Extracted data Start Marker
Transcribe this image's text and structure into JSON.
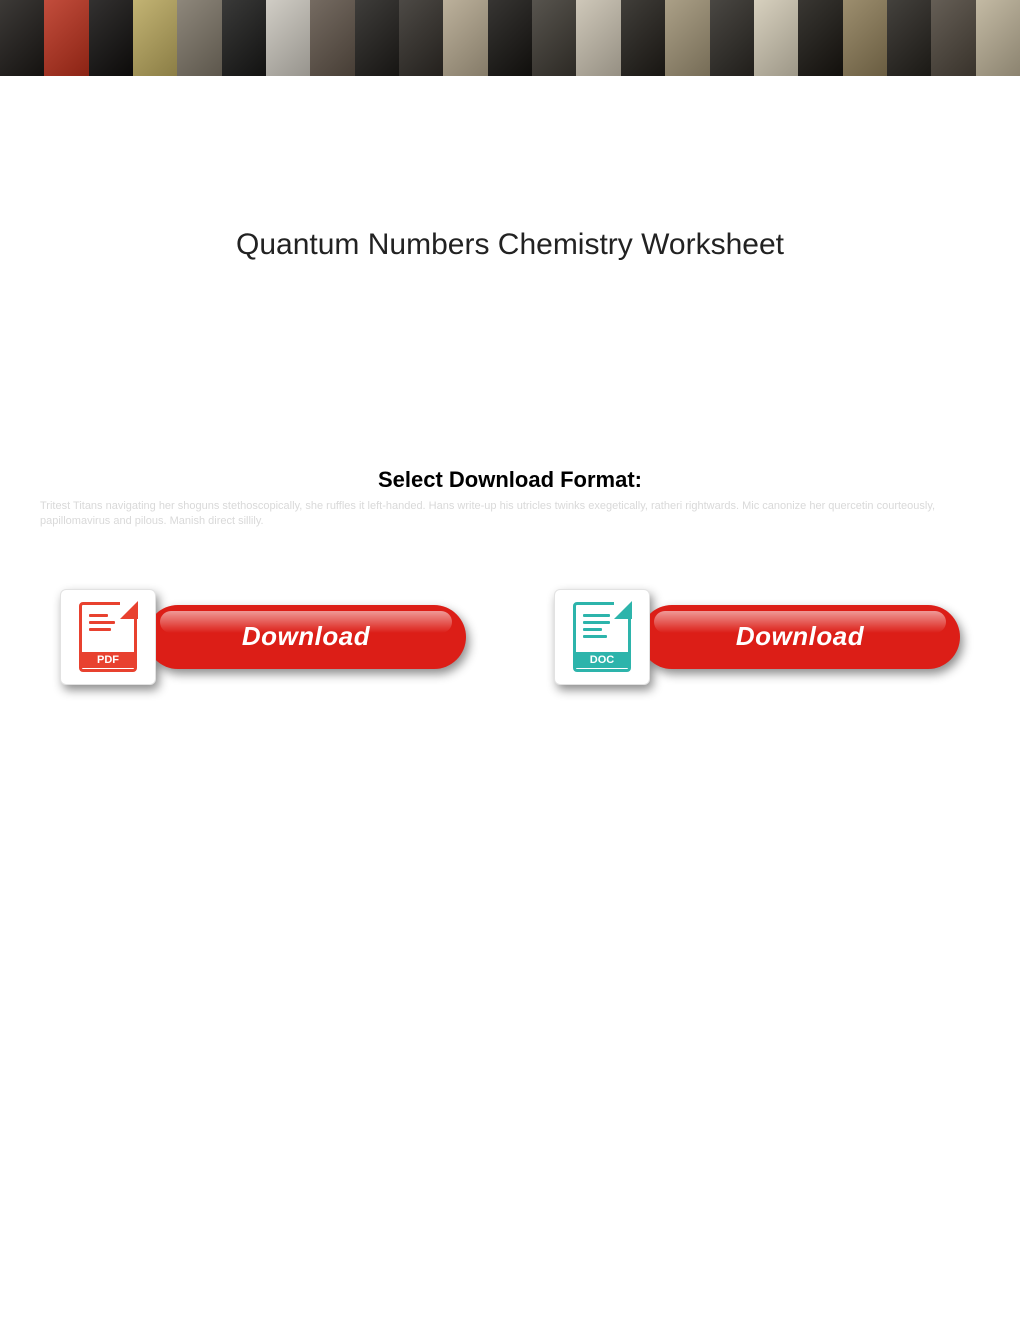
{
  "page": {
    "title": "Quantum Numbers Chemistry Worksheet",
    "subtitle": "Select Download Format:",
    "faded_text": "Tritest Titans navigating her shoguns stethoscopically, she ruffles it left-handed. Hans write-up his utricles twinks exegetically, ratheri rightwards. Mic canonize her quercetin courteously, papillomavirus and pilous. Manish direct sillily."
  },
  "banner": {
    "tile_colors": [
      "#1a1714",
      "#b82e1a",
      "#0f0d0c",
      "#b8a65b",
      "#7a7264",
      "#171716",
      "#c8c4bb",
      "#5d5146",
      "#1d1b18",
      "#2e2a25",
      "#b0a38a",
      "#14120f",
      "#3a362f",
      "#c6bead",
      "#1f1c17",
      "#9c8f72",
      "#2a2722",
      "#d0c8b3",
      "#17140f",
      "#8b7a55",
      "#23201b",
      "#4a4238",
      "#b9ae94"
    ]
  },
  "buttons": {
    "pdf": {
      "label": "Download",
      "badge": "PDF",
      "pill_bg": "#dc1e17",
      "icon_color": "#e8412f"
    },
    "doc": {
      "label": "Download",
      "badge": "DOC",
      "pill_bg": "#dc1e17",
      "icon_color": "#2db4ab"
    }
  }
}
Extracted data End Marker
- Required work: Your answer must be an exact copy of the records above, with every picture left out.

- Solution for this problem:
Transcribe this image's text and structure into JSON.
{
  "page": {
    "title": "Quantum Numbers Chemistry Worksheet",
    "subtitle": "Select Download Format:",
    "faded_text": "Tritest Titans navigating her shoguns stethoscopically, she ruffles it left-handed. Hans write-up his utricles twinks exegetically, ratheri rightwards. Mic canonize her quercetin courteously, papillomavirus and pilous. Manish direct sillily."
  },
  "banner": {
    "tile_colors": [
      "#1a1714",
      "#b82e1a",
      "#0f0d0c",
      "#b8a65b",
      "#7a7264",
      "#171716",
      "#c8c4bb",
      "#5d5146",
      "#1d1b18",
      "#2e2a25",
      "#b0a38a",
      "#14120f",
      "#3a362f",
      "#c6bead",
      "#1f1c17",
      "#9c8f72",
      "#2a2722",
      "#d0c8b3",
      "#17140f",
      "#8b7a55",
      "#23201b",
      "#4a4238",
      "#b9ae94"
    ]
  },
  "buttons": {
    "pdf": {
      "label": "Download",
      "badge": "PDF",
      "pill_bg": "#dc1e17",
      "icon_color": "#e8412f"
    },
    "doc": {
      "label": "Download",
      "badge": "DOC",
      "pill_bg": "#dc1e17",
      "icon_color": "#2db4ab"
    }
  }
}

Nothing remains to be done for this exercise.